* Problem statement: Scan the data below for the string "Show". Copy every line where it appears.

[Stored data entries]
····················
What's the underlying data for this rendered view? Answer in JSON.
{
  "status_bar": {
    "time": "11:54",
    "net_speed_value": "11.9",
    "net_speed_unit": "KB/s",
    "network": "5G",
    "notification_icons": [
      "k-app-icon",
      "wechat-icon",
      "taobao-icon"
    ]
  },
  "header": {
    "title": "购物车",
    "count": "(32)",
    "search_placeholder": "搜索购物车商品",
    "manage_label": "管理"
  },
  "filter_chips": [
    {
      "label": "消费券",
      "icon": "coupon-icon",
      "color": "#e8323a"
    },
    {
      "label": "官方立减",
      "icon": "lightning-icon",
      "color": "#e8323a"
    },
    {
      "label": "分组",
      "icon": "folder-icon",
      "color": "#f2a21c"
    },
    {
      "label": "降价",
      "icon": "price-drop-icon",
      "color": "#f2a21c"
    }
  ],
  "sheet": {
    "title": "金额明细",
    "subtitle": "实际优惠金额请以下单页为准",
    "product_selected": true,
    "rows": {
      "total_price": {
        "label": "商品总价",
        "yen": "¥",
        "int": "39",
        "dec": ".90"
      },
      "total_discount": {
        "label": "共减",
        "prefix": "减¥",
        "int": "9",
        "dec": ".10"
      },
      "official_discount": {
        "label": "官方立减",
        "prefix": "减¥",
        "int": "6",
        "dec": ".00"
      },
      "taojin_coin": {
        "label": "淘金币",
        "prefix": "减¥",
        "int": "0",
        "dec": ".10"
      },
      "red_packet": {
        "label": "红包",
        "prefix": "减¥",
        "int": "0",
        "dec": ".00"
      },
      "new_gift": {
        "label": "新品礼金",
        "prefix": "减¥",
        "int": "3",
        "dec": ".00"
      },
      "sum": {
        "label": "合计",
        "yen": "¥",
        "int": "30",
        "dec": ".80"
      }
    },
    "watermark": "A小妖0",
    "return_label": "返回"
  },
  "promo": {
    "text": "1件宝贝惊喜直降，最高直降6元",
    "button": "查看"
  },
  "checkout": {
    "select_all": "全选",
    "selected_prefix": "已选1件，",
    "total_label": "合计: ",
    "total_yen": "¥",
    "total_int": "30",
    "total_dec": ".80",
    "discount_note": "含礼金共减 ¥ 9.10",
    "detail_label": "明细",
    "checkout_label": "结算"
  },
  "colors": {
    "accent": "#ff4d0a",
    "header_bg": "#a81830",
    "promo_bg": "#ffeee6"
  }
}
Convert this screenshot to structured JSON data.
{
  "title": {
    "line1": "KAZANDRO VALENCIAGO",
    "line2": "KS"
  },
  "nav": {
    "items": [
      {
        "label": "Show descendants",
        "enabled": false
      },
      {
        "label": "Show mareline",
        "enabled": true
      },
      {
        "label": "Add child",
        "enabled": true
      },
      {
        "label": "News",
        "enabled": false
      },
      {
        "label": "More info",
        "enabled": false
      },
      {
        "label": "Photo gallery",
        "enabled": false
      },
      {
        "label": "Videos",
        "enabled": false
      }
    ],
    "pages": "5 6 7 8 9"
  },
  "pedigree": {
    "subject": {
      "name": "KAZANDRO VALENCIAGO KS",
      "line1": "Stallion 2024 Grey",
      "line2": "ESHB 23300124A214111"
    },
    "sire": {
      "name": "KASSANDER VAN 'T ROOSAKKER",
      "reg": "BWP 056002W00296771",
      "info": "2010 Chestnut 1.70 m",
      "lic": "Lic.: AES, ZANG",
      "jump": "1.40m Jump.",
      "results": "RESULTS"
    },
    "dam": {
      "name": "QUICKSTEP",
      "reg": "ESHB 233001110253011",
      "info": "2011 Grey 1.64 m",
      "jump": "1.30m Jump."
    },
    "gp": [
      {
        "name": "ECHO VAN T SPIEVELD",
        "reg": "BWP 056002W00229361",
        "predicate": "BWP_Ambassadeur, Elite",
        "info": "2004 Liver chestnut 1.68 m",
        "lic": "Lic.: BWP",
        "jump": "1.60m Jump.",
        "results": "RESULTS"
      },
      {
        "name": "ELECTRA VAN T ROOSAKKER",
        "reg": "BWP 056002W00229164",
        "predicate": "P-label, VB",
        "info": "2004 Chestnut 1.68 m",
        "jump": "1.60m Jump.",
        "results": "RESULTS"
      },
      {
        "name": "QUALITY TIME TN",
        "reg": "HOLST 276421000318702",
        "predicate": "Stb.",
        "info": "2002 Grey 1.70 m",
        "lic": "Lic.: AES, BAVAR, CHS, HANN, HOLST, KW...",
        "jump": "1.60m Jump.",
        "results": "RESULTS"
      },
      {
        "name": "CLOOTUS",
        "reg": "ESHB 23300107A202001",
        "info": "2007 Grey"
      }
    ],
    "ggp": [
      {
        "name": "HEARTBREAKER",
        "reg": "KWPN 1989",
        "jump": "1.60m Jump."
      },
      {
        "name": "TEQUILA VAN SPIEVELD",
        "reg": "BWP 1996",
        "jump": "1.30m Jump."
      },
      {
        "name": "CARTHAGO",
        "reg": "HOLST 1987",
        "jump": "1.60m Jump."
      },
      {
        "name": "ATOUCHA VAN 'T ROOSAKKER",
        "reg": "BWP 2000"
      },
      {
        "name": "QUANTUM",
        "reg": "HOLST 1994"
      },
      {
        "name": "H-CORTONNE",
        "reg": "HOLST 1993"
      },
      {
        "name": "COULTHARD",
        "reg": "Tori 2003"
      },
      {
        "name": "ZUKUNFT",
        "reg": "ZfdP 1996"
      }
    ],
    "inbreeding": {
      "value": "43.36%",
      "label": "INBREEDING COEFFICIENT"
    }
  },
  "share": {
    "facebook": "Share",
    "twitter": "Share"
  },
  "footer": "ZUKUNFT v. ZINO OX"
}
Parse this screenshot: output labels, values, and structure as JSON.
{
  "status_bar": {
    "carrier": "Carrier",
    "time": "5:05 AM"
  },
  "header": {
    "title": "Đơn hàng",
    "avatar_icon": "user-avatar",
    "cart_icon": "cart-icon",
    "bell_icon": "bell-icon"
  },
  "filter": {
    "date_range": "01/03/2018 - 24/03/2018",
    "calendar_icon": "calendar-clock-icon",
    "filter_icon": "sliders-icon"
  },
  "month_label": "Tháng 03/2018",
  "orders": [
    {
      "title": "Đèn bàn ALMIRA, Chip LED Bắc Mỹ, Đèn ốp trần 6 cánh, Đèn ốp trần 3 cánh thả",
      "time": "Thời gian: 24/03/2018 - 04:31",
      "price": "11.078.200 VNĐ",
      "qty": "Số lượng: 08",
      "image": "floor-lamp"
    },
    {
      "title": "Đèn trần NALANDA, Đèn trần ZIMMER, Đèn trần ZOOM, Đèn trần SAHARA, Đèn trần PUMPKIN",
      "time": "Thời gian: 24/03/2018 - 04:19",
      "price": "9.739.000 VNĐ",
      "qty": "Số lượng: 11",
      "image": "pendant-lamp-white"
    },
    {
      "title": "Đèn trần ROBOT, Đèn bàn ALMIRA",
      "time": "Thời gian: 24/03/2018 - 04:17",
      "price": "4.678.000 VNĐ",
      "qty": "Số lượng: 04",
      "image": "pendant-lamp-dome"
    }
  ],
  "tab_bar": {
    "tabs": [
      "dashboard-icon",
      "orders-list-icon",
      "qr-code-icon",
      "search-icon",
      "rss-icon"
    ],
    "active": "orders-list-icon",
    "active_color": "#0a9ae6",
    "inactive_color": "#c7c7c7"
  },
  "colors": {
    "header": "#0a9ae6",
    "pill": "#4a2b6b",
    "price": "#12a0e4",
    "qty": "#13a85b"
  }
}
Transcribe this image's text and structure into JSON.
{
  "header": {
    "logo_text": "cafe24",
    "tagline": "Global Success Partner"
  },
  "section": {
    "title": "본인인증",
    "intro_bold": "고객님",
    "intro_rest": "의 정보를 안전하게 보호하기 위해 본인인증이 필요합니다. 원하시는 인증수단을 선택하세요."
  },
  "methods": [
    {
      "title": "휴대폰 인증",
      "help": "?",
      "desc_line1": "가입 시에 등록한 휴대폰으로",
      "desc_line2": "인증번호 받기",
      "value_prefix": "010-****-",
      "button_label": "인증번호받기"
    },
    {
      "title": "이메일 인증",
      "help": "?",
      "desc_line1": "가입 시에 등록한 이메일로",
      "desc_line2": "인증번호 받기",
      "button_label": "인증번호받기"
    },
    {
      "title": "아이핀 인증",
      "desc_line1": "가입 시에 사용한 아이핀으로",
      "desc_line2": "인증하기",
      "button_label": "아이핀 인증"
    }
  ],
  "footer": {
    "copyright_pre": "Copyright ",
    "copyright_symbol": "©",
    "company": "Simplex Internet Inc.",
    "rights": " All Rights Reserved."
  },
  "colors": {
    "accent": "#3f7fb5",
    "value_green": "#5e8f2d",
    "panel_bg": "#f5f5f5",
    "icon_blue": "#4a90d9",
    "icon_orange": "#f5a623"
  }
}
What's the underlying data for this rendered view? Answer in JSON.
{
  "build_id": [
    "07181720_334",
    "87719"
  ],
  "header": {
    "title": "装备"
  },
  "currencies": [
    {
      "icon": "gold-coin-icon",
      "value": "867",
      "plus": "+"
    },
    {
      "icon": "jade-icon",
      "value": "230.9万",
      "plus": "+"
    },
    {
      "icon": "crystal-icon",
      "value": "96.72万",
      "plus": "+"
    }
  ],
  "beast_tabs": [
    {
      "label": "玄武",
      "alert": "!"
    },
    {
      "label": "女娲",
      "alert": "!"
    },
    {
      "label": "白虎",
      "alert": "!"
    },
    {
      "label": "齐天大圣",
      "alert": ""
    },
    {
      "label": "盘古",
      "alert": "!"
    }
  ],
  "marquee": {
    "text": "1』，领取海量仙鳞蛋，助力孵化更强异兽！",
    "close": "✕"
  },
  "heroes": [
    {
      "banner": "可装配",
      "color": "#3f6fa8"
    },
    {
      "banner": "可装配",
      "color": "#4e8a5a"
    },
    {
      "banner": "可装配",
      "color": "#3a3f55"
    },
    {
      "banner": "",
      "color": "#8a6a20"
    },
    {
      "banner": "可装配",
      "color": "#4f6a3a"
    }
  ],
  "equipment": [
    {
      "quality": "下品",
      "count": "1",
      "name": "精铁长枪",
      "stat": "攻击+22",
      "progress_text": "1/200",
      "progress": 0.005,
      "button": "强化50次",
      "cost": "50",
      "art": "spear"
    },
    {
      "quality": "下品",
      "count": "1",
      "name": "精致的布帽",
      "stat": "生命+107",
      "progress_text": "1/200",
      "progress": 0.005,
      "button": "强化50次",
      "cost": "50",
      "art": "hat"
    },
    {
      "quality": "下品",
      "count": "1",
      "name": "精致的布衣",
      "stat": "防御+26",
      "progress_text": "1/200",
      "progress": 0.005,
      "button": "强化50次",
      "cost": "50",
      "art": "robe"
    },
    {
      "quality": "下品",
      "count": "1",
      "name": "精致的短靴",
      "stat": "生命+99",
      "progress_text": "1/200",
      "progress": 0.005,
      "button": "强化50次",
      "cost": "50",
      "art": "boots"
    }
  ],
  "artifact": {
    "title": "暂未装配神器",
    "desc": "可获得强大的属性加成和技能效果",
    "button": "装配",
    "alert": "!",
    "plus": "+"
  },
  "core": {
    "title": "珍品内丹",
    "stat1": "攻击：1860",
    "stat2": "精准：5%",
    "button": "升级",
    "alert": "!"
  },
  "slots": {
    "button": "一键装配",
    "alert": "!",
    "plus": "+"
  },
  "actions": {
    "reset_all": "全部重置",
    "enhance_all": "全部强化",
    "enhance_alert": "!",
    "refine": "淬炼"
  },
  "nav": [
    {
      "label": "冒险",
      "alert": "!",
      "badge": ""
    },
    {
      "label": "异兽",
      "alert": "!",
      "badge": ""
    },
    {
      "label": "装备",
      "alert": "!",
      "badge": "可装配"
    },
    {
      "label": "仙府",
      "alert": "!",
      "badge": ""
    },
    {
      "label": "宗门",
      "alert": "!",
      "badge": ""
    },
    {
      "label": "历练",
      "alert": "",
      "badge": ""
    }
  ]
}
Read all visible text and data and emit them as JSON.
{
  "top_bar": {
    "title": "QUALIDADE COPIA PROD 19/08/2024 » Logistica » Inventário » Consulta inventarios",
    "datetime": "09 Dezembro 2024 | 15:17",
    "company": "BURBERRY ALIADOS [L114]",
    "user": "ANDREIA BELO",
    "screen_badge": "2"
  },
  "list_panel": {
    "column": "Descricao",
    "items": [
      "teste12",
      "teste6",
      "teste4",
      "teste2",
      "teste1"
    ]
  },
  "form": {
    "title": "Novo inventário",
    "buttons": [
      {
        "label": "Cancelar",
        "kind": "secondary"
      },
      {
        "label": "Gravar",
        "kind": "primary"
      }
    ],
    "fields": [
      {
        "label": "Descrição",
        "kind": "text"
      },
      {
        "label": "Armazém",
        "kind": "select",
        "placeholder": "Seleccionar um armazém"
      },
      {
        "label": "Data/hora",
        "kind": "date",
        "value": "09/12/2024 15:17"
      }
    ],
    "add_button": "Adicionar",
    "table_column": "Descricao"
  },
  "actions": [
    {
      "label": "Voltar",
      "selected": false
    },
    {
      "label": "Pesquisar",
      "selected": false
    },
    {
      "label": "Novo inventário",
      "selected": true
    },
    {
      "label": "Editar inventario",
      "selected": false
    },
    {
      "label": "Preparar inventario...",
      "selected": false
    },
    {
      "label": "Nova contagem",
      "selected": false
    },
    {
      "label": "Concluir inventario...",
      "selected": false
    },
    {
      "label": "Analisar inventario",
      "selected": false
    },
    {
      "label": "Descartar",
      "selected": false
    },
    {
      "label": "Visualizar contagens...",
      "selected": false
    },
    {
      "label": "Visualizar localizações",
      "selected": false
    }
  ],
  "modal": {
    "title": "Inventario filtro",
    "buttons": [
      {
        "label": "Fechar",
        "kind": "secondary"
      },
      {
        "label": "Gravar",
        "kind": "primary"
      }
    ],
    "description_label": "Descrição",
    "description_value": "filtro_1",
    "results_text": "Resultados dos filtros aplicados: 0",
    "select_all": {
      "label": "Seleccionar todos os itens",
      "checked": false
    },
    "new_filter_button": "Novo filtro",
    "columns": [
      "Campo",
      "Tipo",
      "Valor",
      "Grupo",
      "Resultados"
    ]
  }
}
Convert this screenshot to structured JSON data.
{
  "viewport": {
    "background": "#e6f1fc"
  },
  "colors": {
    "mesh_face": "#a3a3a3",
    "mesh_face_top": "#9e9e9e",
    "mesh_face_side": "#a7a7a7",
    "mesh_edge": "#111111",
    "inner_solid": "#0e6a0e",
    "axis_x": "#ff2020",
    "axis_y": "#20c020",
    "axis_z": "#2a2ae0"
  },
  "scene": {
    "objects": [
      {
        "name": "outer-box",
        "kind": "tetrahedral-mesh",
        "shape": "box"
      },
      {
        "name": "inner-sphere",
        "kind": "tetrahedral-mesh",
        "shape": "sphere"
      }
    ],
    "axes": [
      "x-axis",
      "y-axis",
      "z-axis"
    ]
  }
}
····················
* Task response:
        "label": "Show descendants",
        "label": "Show mareline",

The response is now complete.